-- Begin Records for this task --

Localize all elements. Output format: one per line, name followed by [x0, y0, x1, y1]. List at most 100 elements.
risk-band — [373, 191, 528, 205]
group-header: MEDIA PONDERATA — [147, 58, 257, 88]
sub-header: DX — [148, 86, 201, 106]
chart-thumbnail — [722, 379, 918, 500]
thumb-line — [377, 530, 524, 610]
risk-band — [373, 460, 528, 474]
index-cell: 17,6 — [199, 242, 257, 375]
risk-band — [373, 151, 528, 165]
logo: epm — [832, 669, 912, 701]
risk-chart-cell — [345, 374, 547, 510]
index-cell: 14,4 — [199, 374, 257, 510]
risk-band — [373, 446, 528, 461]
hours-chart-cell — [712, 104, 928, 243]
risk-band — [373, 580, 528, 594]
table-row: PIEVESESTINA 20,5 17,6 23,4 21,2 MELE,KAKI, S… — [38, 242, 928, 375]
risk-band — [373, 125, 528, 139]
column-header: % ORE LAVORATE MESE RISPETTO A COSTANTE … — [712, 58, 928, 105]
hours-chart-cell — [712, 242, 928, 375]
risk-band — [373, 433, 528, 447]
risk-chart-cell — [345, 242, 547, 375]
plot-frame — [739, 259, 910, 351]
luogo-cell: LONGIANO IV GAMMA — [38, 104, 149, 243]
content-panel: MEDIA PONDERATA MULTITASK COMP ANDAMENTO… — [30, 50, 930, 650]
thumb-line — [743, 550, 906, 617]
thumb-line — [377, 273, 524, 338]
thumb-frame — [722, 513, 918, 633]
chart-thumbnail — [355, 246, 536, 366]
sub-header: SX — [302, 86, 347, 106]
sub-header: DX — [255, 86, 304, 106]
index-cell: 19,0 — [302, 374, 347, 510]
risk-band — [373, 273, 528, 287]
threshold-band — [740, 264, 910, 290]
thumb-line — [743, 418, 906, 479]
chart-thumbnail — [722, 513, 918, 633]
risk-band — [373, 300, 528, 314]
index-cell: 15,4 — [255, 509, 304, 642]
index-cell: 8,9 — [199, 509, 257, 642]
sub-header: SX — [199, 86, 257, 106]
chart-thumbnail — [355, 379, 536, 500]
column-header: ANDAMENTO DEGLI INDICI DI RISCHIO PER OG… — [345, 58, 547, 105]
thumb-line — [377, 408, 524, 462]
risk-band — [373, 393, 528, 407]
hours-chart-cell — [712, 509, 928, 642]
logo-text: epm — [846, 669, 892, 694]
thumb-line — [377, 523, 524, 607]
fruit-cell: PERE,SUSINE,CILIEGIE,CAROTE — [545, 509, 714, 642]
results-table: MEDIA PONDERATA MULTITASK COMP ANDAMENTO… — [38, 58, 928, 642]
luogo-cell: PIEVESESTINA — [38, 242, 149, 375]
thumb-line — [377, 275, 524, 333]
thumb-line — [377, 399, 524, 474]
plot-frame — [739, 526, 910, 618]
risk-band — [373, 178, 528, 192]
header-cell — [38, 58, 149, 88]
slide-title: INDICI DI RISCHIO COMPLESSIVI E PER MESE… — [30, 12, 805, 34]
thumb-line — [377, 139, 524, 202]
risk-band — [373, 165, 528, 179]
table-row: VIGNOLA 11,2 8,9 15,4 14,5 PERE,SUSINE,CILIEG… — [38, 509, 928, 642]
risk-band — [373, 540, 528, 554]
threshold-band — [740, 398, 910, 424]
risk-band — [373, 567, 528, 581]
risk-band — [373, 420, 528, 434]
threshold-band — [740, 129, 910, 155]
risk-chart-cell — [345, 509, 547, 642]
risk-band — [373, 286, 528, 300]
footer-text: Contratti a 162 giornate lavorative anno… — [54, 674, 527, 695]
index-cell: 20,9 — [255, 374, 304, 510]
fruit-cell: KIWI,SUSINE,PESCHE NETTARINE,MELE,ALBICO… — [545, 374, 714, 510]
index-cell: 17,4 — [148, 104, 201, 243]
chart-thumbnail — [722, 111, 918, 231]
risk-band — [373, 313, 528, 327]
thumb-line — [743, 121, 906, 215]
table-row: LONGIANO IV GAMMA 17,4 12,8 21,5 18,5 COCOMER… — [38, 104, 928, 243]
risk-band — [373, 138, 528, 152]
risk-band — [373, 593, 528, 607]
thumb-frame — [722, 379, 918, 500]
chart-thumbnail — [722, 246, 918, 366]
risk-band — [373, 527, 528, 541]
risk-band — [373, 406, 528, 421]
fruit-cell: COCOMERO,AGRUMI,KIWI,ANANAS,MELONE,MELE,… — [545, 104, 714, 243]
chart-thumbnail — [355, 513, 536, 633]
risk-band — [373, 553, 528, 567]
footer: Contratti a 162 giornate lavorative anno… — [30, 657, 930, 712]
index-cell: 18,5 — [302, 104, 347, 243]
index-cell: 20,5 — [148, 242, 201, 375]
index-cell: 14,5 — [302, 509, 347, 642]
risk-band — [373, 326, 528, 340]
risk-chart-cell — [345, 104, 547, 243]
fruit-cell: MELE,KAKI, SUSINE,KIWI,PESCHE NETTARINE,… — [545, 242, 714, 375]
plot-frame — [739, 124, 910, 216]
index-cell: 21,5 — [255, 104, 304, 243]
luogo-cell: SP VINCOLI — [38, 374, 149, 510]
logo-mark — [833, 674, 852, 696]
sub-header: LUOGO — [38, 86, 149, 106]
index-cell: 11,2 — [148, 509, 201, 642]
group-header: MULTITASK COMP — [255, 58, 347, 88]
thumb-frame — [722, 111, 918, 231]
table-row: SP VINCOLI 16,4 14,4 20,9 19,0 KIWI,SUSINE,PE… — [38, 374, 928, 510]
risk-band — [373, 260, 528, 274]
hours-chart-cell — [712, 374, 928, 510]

-- End Records for this task --

● **Required work**: Copy out the material word for word, starting at its first line and ending at the line that contains "index-cell: 17,6 — [199, 242, 257, 375]", with both of those lines included.

● **Solution below**:
Localize all elements. Output format: one per line, name followed by [x0, y0, x1, y1]. List at most 100 elements.
risk-band — [373, 191, 528, 205]
group-header: MEDIA PONDERATA — [147, 58, 257, 88]
sub-header: DX — [148, 86, 201, 106]
chart-thumbnail — [722, 379, 918, 500]
thumb-line — [377, 530, 524, 610]
risk-band — [373, 460, 528, 474]
index-cell: 17,6 — [199, 242, 257, 375]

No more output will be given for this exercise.